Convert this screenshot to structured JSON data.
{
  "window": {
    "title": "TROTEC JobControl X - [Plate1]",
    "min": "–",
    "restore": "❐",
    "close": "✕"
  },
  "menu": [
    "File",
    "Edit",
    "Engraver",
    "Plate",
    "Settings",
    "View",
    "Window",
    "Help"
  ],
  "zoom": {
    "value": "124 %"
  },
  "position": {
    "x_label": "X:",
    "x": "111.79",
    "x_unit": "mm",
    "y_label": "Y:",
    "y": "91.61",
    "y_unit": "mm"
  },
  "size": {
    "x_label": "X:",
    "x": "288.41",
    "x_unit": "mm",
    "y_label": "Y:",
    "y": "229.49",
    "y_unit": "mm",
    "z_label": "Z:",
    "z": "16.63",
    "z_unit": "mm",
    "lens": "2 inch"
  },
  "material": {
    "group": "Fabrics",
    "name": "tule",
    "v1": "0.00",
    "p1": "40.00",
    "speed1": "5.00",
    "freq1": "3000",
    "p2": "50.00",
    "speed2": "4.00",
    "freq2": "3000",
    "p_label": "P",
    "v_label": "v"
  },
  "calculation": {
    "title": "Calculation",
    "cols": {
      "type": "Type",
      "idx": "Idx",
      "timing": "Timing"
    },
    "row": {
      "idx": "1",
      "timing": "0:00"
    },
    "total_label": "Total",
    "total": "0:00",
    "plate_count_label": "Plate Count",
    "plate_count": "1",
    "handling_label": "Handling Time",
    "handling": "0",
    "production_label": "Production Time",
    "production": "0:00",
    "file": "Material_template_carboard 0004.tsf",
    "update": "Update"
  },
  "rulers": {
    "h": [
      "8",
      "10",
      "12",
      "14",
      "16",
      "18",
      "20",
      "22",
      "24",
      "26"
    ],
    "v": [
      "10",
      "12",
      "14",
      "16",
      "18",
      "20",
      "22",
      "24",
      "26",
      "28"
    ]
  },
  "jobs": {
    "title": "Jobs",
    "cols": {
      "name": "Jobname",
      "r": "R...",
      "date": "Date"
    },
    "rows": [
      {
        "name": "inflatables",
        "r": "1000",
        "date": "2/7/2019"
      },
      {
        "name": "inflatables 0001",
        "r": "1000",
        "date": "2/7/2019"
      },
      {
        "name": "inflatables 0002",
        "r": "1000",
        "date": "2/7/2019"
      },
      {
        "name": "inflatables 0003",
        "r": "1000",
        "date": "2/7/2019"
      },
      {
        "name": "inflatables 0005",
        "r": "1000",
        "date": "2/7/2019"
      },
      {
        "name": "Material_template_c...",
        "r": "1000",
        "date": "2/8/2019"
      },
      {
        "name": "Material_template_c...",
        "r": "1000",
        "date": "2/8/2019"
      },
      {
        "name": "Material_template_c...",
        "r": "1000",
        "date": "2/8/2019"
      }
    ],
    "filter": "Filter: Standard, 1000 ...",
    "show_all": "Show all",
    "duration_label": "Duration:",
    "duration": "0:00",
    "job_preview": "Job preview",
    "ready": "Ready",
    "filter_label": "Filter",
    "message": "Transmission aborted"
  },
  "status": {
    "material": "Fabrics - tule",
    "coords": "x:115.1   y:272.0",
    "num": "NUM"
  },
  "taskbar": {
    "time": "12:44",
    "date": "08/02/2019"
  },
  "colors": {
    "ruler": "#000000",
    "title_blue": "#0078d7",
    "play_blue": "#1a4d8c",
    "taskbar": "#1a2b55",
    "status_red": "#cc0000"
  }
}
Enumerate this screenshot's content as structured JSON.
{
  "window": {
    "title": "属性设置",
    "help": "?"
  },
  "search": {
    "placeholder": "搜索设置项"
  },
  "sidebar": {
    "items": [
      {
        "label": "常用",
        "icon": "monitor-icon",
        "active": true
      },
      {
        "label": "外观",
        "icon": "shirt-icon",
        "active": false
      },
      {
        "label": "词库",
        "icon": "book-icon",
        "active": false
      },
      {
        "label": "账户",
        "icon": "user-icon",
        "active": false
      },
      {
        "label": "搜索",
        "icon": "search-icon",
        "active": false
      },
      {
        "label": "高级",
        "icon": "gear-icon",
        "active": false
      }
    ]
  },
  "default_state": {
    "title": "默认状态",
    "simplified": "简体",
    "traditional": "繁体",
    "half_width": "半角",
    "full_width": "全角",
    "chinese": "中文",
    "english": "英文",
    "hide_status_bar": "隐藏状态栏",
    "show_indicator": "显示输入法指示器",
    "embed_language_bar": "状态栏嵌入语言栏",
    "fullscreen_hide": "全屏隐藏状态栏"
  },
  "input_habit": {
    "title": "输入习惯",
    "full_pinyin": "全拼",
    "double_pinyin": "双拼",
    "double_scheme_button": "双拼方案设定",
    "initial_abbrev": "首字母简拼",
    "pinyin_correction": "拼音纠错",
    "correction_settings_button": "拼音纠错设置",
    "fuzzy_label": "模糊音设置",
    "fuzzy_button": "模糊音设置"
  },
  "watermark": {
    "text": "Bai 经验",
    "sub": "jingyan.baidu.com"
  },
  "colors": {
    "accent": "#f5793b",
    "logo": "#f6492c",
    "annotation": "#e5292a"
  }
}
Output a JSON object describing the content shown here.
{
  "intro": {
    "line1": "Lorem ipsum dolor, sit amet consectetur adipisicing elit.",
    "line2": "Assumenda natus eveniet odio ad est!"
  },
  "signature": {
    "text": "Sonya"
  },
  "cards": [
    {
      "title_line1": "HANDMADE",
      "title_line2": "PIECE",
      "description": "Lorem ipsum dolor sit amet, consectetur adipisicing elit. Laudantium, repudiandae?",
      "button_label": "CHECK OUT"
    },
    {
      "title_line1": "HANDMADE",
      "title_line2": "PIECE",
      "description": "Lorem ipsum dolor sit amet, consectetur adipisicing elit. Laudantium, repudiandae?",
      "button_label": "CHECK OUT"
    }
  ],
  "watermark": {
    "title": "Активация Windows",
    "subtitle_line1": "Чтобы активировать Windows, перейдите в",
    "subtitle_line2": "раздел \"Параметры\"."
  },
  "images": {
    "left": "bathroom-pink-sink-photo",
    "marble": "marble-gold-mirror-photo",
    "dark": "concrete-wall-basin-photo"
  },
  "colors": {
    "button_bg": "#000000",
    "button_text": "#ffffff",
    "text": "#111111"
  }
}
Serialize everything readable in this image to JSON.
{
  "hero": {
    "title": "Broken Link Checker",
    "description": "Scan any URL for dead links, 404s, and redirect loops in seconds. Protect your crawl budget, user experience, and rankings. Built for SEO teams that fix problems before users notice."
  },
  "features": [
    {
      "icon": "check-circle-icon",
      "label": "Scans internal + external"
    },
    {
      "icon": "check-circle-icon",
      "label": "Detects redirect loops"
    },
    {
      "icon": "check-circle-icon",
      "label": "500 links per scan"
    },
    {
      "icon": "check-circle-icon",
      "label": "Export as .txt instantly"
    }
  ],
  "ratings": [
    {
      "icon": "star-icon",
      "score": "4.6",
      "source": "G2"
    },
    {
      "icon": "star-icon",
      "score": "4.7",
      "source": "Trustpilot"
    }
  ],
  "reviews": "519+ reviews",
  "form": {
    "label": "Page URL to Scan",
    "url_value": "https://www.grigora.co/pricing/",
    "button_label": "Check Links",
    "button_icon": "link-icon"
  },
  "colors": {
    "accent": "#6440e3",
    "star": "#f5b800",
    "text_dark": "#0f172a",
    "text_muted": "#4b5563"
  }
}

================================

▶ _Written task_
Show the lines of the material that contain the word "Fabrics".

▶ _Expected output_
    "group": "Fabrics",
    "material": "Fabrics - tule",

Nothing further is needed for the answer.